▸ EXERCISE
Return the whole of the data exactly.

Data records
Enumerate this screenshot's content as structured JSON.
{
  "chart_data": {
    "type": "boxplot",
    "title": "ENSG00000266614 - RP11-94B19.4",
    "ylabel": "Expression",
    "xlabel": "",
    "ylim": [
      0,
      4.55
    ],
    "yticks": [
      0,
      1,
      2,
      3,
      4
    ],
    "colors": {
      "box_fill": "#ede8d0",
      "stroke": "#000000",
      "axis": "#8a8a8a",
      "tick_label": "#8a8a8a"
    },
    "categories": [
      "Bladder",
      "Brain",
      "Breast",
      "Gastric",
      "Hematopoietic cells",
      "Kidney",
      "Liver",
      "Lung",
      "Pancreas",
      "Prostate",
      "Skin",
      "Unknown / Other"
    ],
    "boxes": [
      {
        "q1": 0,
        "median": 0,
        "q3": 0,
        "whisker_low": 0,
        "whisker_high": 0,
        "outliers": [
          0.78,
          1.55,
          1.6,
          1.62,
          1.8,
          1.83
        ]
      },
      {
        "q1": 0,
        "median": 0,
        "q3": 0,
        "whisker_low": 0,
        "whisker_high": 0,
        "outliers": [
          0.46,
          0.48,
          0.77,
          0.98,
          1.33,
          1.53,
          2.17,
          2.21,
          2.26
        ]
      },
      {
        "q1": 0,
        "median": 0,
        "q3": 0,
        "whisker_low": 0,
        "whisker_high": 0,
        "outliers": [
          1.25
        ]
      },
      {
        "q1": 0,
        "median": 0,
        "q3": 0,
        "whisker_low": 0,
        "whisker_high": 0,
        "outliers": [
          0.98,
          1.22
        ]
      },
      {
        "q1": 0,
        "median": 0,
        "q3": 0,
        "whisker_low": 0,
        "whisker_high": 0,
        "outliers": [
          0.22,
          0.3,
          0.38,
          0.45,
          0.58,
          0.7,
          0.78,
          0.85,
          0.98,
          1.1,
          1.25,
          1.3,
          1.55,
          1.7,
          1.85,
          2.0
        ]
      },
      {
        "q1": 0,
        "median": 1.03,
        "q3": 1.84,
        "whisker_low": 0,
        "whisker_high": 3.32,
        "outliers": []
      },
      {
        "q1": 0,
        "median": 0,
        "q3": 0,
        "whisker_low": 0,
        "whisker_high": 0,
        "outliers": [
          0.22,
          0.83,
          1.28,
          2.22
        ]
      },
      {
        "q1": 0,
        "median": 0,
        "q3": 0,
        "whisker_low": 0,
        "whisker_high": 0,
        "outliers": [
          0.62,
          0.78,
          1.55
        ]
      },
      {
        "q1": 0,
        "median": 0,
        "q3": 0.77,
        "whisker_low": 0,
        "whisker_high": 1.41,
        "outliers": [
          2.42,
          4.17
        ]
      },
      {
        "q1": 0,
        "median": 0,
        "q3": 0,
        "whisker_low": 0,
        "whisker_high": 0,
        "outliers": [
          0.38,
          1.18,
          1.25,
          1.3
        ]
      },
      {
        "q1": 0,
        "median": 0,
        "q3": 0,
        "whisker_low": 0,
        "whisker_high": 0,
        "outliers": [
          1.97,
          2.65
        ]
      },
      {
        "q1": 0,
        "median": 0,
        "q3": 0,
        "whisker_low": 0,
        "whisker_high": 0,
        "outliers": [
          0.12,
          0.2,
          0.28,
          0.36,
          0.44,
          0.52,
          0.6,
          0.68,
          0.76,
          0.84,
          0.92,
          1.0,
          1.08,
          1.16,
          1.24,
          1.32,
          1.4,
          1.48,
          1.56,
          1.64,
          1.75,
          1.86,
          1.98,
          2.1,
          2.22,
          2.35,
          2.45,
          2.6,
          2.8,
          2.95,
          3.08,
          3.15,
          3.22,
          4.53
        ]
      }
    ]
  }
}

▸ SOLUTION TO THIS TASK
Enumerate this screenshot's content as structured JSON.
{
  "chart_data": {
    "type": "boxplot",
    "title": "ENSG00000266614 - RP11-94B19.4",
    "ylabel": "Expression",
    "xlabel": "",
    "ylim": [
      0,
      4.55
    ],
    "yticks": [
      0,
      1,
      2,
      3,
      4
    ],
    "colors": {
      "box_fill": "#ede8d0",
      "stroke": "#000000",
      "axis": "#8a8a8a",
      "tick_label": "#8a8a8a"
    },
    "categories": [
      "Bladder",
      "Brain",
      "Breast",
      "Gastric",
      "Hematopoietic cells",
      "Kidney",
      "Liver",
      "Lung",
      "Pancreas",
      "Prostate",
      "Skin",
      "Unknown / Other"
    ],
    "boxes": [
      {
        "q1": 0,
        "median": 0,
        "q3": 0,
        "whisker_low": 0,
        "whisker_high": 0,
        "outliers": [
          0.78,
          1.55,
          1.6,
          1.62,
          1.8,
          1.83
        ]
      },
      {
        "q1": 0,
        "median": 0,
        "q3": 0,
        "whisker_low": 0,
        "whisker_high": 0,
        "outliers": [
          0.46,
          0.48,
          0.77,
          0.98,
          1.33,
          1.53,
          2.17,
          2.21,
          2.26
        ]
      },
      {
        "q1": 0,
        "median": 0,
        "q3": 0,
        "whisker_low": 0,
        "whisker_high": 0,
        "outliers": [
          1.25
        ]
      },
      {
        "q1": 0,
        "median": 0,
        "q3": 0,
        "whisker_low": 0,
        "whisker_high": 0,
        "outliers": [
          0.98,
          1.22
        ]
      },
      {
        "q1": 0,
        "median": 0,
        "q3": 0,
        "whisker_low": 0,
        "whisker_high": 0,
        "outliers": [
          0.22,
          0.3,
          0.38,
          0.45,
          0.58,
          0.7,
          0.78,
          0.85,
          0.98,
          1.1,
          1.25,
          1.3,
          1.55,
          1.7,
          1.85,
          2.0
        ]
      },
      {
        "q1": 0,
        "median": 1.03,
        "q3": 1.84,
        "whisker_low": 0,
        "whisker_high": 3.32,
        "outliers": []
      },
      {
        "q1": 0,
        "median": 0,
        "q3": 0,
        "whisker_low": 0,
        "whisker_high": 0,
        "outliers": [
          0.22,
          0.83,
          1.28,
          2.22
        ]
      },
      {
        "q1": 0,
        "median": 0,
        "q3": 0,
        "whisker_low": 0,
        "whisker_high": 0,
        "outliers": [
          0.62,
          0.78,
          1.55
        ]
      },
      {
        "q1": 0,
        "median": 0,
        "q3": 0.77,
        "whisker_low": 0,
        "whisker_high": 1.41,
        "outliers": [
          2.42,
          4.17
        ]
      },
      {
        "q1": 0,
        "median": 0,
        "q3": 0,
        "whisker_low": 0,
        "whisker_high": 0,
        "outliers": [
          0.38,
          1.18,
          1.25,
          1.3
        ]
      },
      {
        "q1": 0,
        "median": 0,
        "q3": 0,
        "whisker_low": 0,
        "whisker_high": 0,
        "outliers": [
          1.97,
          2.65
        ]
      },
      {
        "q1": 0,
        "median": 0,
        "q3": 0,
        "whisker_low": 0,
        "whisker_high": 0,
        "outliers": [
          0.12,
          0.2,
          0.28,
          0.36,
          0.44,
          0.52,
          0.6,
          0.68,
          0.76,
          0.84,
          0.92,
          1.0,
          1.08,
          1.16,
          1.24,
          1.32,
          1.4,
          1.48,
          1.56,
          1.64,
          1.75,
          1.86,
          1.98,
          2.1,
          2.22,
          2.35,
          2.45,
          2.6,
          2.8,
          2.95,
          3.08,
          3.15,
          3.22,
          4.53
        ]
      }
    ]
  }
}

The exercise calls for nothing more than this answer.